→ **DO THIS**
Locate each line in the records containing "JSON". Copy it.

→ **ENTRIES SUPPLIED**
-- BEGIN --

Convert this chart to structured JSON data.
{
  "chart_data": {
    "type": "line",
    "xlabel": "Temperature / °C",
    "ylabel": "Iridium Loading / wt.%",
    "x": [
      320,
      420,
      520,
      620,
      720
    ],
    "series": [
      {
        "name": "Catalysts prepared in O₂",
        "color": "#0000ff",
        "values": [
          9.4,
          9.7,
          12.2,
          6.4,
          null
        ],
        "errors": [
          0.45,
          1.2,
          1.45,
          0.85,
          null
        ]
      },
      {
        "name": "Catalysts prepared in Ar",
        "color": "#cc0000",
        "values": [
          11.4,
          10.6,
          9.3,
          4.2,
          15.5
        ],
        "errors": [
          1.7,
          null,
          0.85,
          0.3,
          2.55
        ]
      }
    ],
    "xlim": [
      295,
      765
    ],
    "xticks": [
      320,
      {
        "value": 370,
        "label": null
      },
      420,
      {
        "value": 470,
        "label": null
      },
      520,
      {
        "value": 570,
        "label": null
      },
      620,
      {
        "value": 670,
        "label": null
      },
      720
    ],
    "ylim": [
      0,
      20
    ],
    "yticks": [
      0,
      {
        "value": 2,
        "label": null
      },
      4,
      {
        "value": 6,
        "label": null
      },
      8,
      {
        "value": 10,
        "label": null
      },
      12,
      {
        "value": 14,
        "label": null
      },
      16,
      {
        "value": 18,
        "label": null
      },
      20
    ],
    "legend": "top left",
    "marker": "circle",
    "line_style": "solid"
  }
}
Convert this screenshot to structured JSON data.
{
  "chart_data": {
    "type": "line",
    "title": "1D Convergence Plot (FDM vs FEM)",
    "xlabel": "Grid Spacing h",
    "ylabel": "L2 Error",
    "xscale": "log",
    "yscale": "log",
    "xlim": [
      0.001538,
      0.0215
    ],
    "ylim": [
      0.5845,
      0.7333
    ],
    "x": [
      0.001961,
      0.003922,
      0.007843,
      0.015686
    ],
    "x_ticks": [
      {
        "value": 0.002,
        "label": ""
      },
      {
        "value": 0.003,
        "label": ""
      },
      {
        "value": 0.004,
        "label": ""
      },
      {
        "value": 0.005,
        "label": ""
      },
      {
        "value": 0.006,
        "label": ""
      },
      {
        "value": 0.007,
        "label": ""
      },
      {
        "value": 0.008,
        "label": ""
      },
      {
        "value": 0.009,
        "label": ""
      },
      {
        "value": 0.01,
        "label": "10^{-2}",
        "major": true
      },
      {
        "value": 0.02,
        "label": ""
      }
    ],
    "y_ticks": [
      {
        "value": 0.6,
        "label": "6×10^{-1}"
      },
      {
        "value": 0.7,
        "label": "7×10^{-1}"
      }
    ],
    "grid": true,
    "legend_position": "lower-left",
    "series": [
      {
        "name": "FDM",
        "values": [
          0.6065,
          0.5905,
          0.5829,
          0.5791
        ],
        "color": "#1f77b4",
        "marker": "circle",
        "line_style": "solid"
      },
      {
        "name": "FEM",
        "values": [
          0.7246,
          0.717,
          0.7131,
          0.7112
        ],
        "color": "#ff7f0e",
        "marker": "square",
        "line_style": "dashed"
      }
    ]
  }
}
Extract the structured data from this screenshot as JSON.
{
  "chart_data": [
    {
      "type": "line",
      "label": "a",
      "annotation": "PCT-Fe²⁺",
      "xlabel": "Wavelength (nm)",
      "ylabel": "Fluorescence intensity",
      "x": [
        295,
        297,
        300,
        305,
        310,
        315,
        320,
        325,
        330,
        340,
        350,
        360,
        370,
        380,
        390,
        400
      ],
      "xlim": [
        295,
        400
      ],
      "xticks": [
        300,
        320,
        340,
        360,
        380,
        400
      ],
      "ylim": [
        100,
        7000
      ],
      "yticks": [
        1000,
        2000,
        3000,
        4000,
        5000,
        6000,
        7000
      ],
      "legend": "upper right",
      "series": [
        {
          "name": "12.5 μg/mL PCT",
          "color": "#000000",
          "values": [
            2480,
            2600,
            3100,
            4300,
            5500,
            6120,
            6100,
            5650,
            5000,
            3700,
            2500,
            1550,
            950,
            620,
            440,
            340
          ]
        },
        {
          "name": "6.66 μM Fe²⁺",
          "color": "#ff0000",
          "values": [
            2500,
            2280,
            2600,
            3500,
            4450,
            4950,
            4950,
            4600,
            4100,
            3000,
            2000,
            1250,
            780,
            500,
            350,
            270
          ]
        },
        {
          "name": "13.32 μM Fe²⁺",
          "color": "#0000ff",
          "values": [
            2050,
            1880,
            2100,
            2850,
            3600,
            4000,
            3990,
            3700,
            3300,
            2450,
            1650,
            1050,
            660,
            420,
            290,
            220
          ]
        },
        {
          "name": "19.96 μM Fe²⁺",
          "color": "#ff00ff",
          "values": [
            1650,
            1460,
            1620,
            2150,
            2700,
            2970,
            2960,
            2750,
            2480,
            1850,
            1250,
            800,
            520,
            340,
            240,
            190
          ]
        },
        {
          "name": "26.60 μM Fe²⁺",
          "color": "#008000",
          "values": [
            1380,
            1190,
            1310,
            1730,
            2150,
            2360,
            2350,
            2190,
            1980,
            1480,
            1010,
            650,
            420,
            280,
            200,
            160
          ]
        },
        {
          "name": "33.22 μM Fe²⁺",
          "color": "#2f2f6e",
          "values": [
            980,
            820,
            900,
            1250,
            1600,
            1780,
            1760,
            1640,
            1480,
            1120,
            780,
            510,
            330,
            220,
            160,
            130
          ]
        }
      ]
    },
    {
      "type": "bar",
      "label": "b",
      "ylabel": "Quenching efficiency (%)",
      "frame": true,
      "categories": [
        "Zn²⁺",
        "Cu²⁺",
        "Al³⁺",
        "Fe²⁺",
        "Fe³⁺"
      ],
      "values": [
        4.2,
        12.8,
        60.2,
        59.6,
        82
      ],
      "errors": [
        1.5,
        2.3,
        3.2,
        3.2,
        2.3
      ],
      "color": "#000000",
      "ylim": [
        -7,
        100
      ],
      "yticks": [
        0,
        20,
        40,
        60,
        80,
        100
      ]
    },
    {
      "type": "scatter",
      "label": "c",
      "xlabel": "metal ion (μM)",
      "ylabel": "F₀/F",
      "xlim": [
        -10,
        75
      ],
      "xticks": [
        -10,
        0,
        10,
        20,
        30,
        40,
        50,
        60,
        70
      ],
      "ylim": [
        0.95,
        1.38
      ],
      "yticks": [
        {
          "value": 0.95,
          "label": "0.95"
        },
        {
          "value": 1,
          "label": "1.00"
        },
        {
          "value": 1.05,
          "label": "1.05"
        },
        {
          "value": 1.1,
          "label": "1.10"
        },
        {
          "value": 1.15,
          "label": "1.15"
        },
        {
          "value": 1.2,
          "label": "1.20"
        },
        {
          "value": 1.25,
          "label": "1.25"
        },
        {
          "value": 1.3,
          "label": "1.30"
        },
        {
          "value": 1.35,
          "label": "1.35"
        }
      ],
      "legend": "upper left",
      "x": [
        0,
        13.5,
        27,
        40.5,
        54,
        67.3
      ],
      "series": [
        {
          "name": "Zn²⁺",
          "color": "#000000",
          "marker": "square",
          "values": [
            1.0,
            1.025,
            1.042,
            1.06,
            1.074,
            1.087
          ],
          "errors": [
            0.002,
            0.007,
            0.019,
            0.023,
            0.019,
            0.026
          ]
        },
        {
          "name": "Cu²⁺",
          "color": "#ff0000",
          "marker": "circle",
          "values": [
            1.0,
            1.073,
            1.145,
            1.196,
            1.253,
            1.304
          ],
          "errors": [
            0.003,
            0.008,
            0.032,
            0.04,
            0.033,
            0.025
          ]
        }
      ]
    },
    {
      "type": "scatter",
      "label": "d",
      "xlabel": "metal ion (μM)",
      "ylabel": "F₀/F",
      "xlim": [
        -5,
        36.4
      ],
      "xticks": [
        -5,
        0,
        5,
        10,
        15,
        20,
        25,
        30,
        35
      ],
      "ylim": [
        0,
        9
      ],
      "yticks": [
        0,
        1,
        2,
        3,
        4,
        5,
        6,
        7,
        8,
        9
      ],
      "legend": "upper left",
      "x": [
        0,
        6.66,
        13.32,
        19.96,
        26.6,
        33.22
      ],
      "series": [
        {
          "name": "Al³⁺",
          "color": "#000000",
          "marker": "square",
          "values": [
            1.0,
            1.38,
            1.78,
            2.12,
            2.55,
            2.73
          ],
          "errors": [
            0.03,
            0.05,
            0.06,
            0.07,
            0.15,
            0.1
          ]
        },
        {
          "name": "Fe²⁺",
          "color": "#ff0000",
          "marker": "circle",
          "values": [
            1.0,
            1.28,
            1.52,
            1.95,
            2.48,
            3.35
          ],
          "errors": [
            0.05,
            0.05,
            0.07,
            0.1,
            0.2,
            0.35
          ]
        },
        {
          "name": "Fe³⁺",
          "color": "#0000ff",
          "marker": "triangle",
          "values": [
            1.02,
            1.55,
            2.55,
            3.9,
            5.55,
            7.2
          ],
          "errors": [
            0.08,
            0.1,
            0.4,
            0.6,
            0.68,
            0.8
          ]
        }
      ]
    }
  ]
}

-- END --

→ **SOLUTION FOR THIS TASK**
Convert this chart to structured JSON data.
Convert this screenshot to structured JSON data.
Extract the structured data from this screenshot as JSON.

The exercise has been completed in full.